Data items
========
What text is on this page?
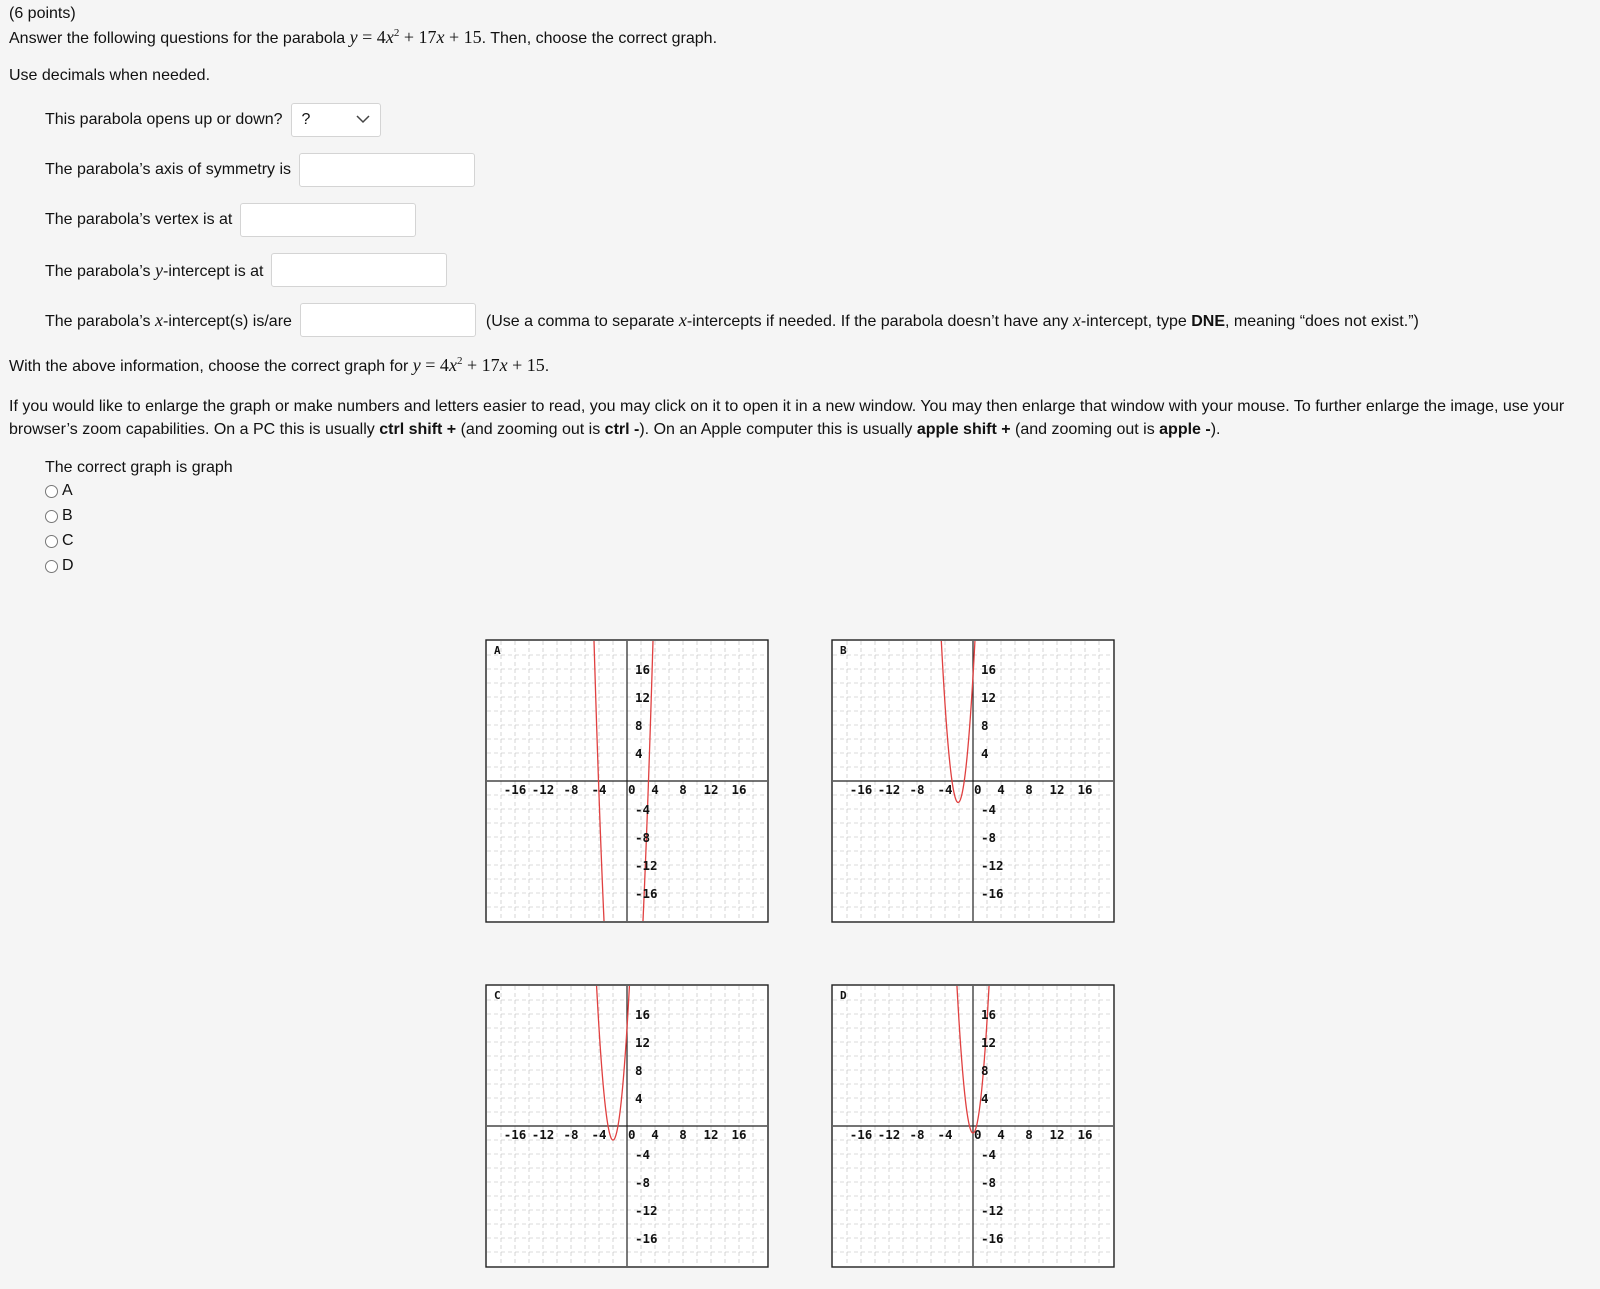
(6 points)
Answer the following questions for the parabola $y = 4x^2 + 17x + 15$. Then, choose the correct graph.
Use decimals when needed.
This parabola opens up or down? ?
The parabola’s axis of symmetry is
The parabola’s vertex is at
The parabola’s y-intercept is at
The parabola’s x-intercept(s) is/are	(Use a comma to separate x-intercepts if needed. If the parabola doesn’t have any x-intercept, type DNE, meaning “does not exist.”)
With the above information, choose the correct graph for $y = 4x^2 + 17x + 15$.
If you would like to enlarge the graph or make numbers and letters easier to read, you may click on it to open it in a new window. You may then enlarge that window with your mouse. To further enlarge the image, use your browser’s zoom capabilities. On a PC this is usually ctrl shift + (and zooming out is ctrl -). On an Apple computer this is usually apple shift + (and zooming out is apple -).
The correct graph is graph
A
B
C
D
-16 -12 -8 -4 0 4 8 12 16
16
12
8
4
-4
-8
-12
-16
A
-16 -12 -8 -4 0 4 8 12 16
16
12
8
4
-4
-8
-12
-16
B
-16 -12 -8 -4 0 4 8 12 16
16
12
8
4
-4
-8
-12
-16
C
-16 -12 -8 -4 0 4 8 12 16
16
12
8
4
-4
-8
-12
-16
D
========
DIRECTIONS → From the listing above, copy out each line where the word "needed" appears.

RESULT BELOW →
Use decimals when needed.
The parabola’s x-intercept(s) is/are	(Use a comma to separate x-intercepts if needed. If the parabola doesn’t have any x-intercept, type DNE, meaning “does not exist.”)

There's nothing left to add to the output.